#### [Aim]
Repeat the records word for word, excluding any picture.

#### [Working data]

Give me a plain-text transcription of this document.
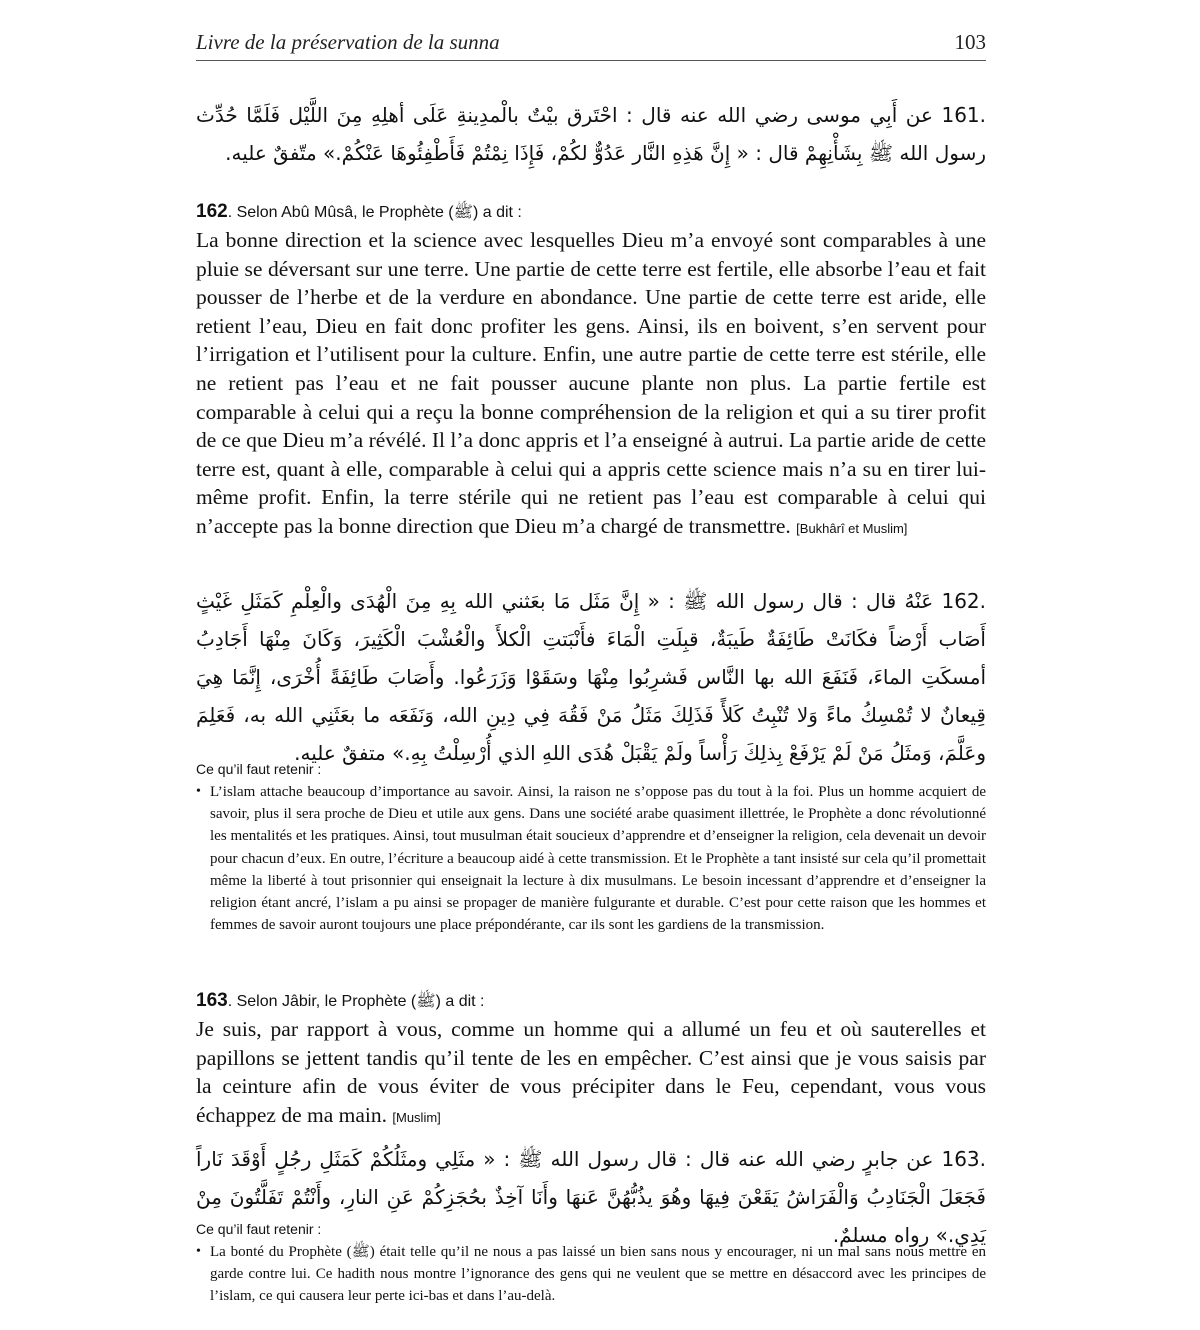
Livre de la préservation de la sunna	103
161. عن أَبِي موسى رضي الله عنه قال : احْتَرق بيْتٌ بالْمدِينةِ عَلَى أهلِهِ مِنَ اللَّيْل فَلَمَّا حُدِّث رسول الله ﷺ بِشَأْنِهِمْ قال : « إِنَّ هَذِهِ النَّار عَدُوٌّ لكُمْ، فَإِذَا نِمْتُمْ فَأَطْفِئُوهَا عَنْكُمْ.» متّفقٌ عليه.
162. Selon Abû Mûsâ, le Prophète (ﷺ) a dit :
La bonne direction et la science avec lesquelles Dieu m’a envoyé sont comparables à une pluie se déversant sur une terre. Une partie de cette terre est fertile, elle absorbe l’eau et fait pousser de l’herbe et de la verdure en abondance. Une partie de cette terre est aride, elle retient l’eau, Dieu en fait donc profiter les gens. Ainsi, ils en boivent, s’en servent pour l’irrigation et l’utilisent pour la culture. Enfin, une autre partie de cette terre est stérile, elle ne retient pas l’eau et ne fait pousser aucune plante non plus. La partie fertile est comparable à celui qui a reçu la bonne compréhension de la religion et qui a su tirer profit de ce que Dieu m’a révélé. Il l’a donc appris et l’a enseigné à autrui. La partie aride de cette terre est, quant à elle, comparable à celui qui a appris cette science mais n’a su en tirer lui-même profit. Enfin, la terre stérile qui ne retient pas l’eau est comparable à celui qui n’accepte pas la bonne direction que Dieu m’a chargé de transmettre. [Bukhârî et Muslim]
162. عَنْهُ قال : قال رسول الله ﷺ : « إِنَّ مَثَل مَا بعَثني الله بِهِ مِنَ الْهُدَى والْعِلْمِ كَمَثَلِ غَيْثٍ أَصَاب أَرْضاً فكَانَتْ طَائِفَةٌ طَيبَةٌ، قبِلَتِ الْمَاءَ فأَنْبَتتِ الْكلأَ والْعُشْبَ الْكَثِيرَ، وَكَانَ مِنْهَا أَجَادِبُ أمسكَتِ الماءَ، فَنَفَعَ الله بها النَّاس فَشرِبُوا مِنْهَا وسَقَوْا وَزَرَعُوا. وأَصَابَ طَائِفَةً أُخْرَى، إِنَّمَا هِيَ قِيعانٌ لا تُمْسِكُ ماءً وَلا تُنْبِتُ كَلأً فَذَلِكَ مَثَلُ مَنْ فَقُهَ فِي دِينِ الله، وَنَفَعَه ما بعَثَنِي الله به، فَعَلِمَ وعَلَّمَ، وَمثَلُ مَنْ لَمْ يَرْفَعْ بِذلِكَ رَأْساً ولَمْ يَقْبَلْ هُدَى اللهِ الذي أُرْسِلْتُ بِهِ.» متفقٌ عليه.
Ce qu’il faut retenir :
• L’islam attache beaucoup d’importance au savoir. Ainsi, la raison ne s’oppose pas du tout à la foi. Plus un homme acquiert de savoir, plus il sera proche de Dieu et utile aux gens. Dans une société arabe quasiment illettrée, le Prophète a donc révolutionné les mentalités et les pratiques. Ainsi, tout musulman était soucieux d’apprendre et d’enseigner la religion, cela devenait un devoir pour chacun d’eux. En outre, l’écriture a beaucoup aidé à cette transmission. Et le Prophète a tant insisté sur cela qu’il promettait même la liberté à tout prisonnier qui enseignait la lecture à dix musulmans. Le besoin incessant d’apprendre et d’enseigner la religion étant ancré, l’islam a pu ainsi se propager de manière fulgurante et durable. C’est pour cette raison que les hommes et femmes de savoir auront toujours une place prépondérante, car ils sont les gardiens de la transmission.
163. Selon Jâbir, le Prophète (ﷺ) a dit :
Je suis, par rapport à vous, comme un homme qui a allumé un feu et où sauterelles et papillons se jettent tandis qu’il tente de les en empêcher. C’est ainsi que je vous saisis par la ceinture afin de vous éviter de vous précipiter dans le Feu, cependant, vous vous échappez de ma main. [Muslim]
163. عن جابرٍ رضي الله عنه قال : قال رسول الله ﷺ : « مثَلِي ومثَلُكُمْ كَمَثَلِ رجُلٍ أَوْقَدَ نَاراً فَجَعَلَ الْجَنَادِبُ وَالْفَرَاشُ يَقَعْنَ فِيهَا وهُوَ يذُبُّهُنَّ عَنهَا وأَنَا آخِذٌ بحُجَزِكُمْ عَنِ النارِ، وأَنْتُمْ تَفَلَّتُونَ مِنْ يَدِي.» رواه مسلمٌ.
Ce qu’il faut retenir :
• La bonté du Prophète (ﷺ) était telle qu’il ne nous a pas laissé un bien sans nous y encourager, ni un mal sans nous mettre en garde contre lui. Ce hadith nous montre l’ignorance des gens qui ne veulent que se mettre en désaccord avec les principes de l’islam, ce qui causera leur perte ici-bas et dans l’au-delà.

#### [Task response]
Give me a plain-text transcription of this document.
Livre de la préservation de la sunna	103
161. عن أَبِي موسى رضي الله عنه قال : احْتَرق بيْتٌ بالْمدِينةِ عَلَى أهلِهِ مِنَ اللَّيْل فَلَمَّا حُدِّث رسول الله ﷺ بِشَأْنِهِمْ قال : « إِنَّ هَذِهِ النَّار عَدُوٌّ لكُمْ، فَإِذَا نِمْتُمْ فَأَطْفِئُوهَا عَنْكُمْ.» متّفقٌ عليه.
162. Selon Abû Mûsâ, le Prophète (ﷺ) a dit :
La bonne direction et la science avec lesquelles Dieu m’a envoyé sont comparables à une pluie se déversant sur une terre. Une partie de cette terre est fertile, elle absorbe l’eau et fait pousser de l’herbe et de la verdure en abondance. Une partie de cette terre est aride, elle retient l’eau, Dieu en fait donc profiter les gens. Ainsi, ils en boivent, s’en servent pour l’irrigation et l’utilisent pour la culture. Enfin, une autre partie de cette terre est stérile, elle ne retient pas l’eau et ne fait pousser aucune plante non plus. La partie fertile est comparable à celui qui a reçu la bonne compréhension de la religion et qui a su tirer profit de ce que Dieu m’a révélé. Il l’a donc appris et l’a enseigné à autrui. La partie aride de cette terre est, quant à elle, comparable à celui qui a appris cette science mais n’a su en tirer lui-même profit. Enfin, la terre stérile qui ne retient pas l’eau est comparable à celui qui n’accepte pas la bonne direction que Dieu m’a chargé de transmettre. [Bukhârî et Muslim]
162. عَنْهُ قال : قال رسول الله ﷺ : « إِنَّ مَثَل مَا بعَثني الله بِهِ مِنَ الْهُدَى والْعِلْمِ كَمَثَلِ غَيْثٍ أَصَاب أَرْضاً فكَانَتْ طَائِفَةٌ طَيبَةٌ، قبِلَتِ الْمَاءَ فأَنْبَتتِ الْكلأَ والْعُشْبَ الْكَثِيرَ، وَكَانَ مِنْهَا أَجَادِبُ أمسكَتِ الماءَ، فَنَفَعَ الله بها النَّاس فَشرِبُوا مِنْهَا وسَقَوْا وَزَرَعُوا. وأَصَابَ طَائِفَةً أُخْرَى، إِنَّمَا هِيَ قِيعانٌ لا تُمْسِكُ ماءً وَلا تُنْبِتُ كَلأً فَذَلِكَ مَثَلُ مَنْ فَقُهَ فِي دِينِ الله، وَنَفَعَه ما بعَثَنِي الله به، فَعَلِمَ وعَلَّمَ، وَمثَلُ مَنْ لَمْ يَرْفَعْ بِذلِكَ رَأْساً ولَمْ يَقْبَلْ هُدَى اللهِ الذي أُرْسِلْتُ بِهِ.» متفقٌ عليه.
Ce qu’il faut retenir :
• L’islam attache beaucoup d’importance au savoir. Ainsi, la raison ne s’oppose pas du tout à la foi. Plus un homme acquiert de savoir, plus il sera proche de Dieu et utile aux gens. Dans une société arabe quasiment illettrée, le Prophète a donc révolutionné les mentalités et les pratiques. Ainsi, tout musulman était soucieux d’apprendre et d’enseigner la religion, cela devenait un devoir pour chacun d’eux. En outre, l’écriture a beaucoup aidé à cette transmission. Et le Prophète a tant insisté sur cela qu’il promettait même la liberté à tout prisonnier qui enseignait la lecture à dix musulmans. Le besoin incessant d’apprendre et d’enseigner la religion étant ancré, l’islam a pu ainsi se propager de manière fulgurante et durable. C’est pour cette raison que les hommes et femmes de savoir auront toujours une place prépondérante, car ils sont les gardiens de la transmission.
163. Selon Jâbir, le Prophète (ﷺ) a dit :
Je suis, par rapport à vous, comme un homme qui a allumé un feu et où sauterelles et papillons se jettent tandis qu’il tente de les en empêcher. C’est ainsi que je vous saisis par la ceinture afin de vous éviter de vous précipiter dans le Feu, cependant, vous vous échappez de ma main. [Muslim]
163. عن جابرٍ رضي الله عنه قال : قال رسول الله ﷺ : « مثَلِي ومثَلُكُمْ كَمَثَلِ رجُلٍ أَوْقَدَ نَاراً فَجَعَلَ الْجَنَادِبُ وَالْفَرَاشُ يَقَعْنَ فِيهَا وهُوَ يذُبُّهُنَّ عَنهَا وأَنَا آخِذٌ بحُجَزِكُمْ عَنِ النارِ، وأَنْتُمْ تَفَلَّتُونَ مِنْ يَدِي.» رواه مسلمٌ.
Ce qu’il faut retenir :
• La bonté du Prophète (ﷺ) était telle qu’il ne nous a pas laissé un bien sans nous y encourager, ni un mal sans nous mettre en garde contre lui. Ce hadith nous montre l’ignorance des gens qui ne veulent que se mettre en désaccord avec les principes de l’islam, ce qui causera leur perte ici-bas et dans l’au-delà.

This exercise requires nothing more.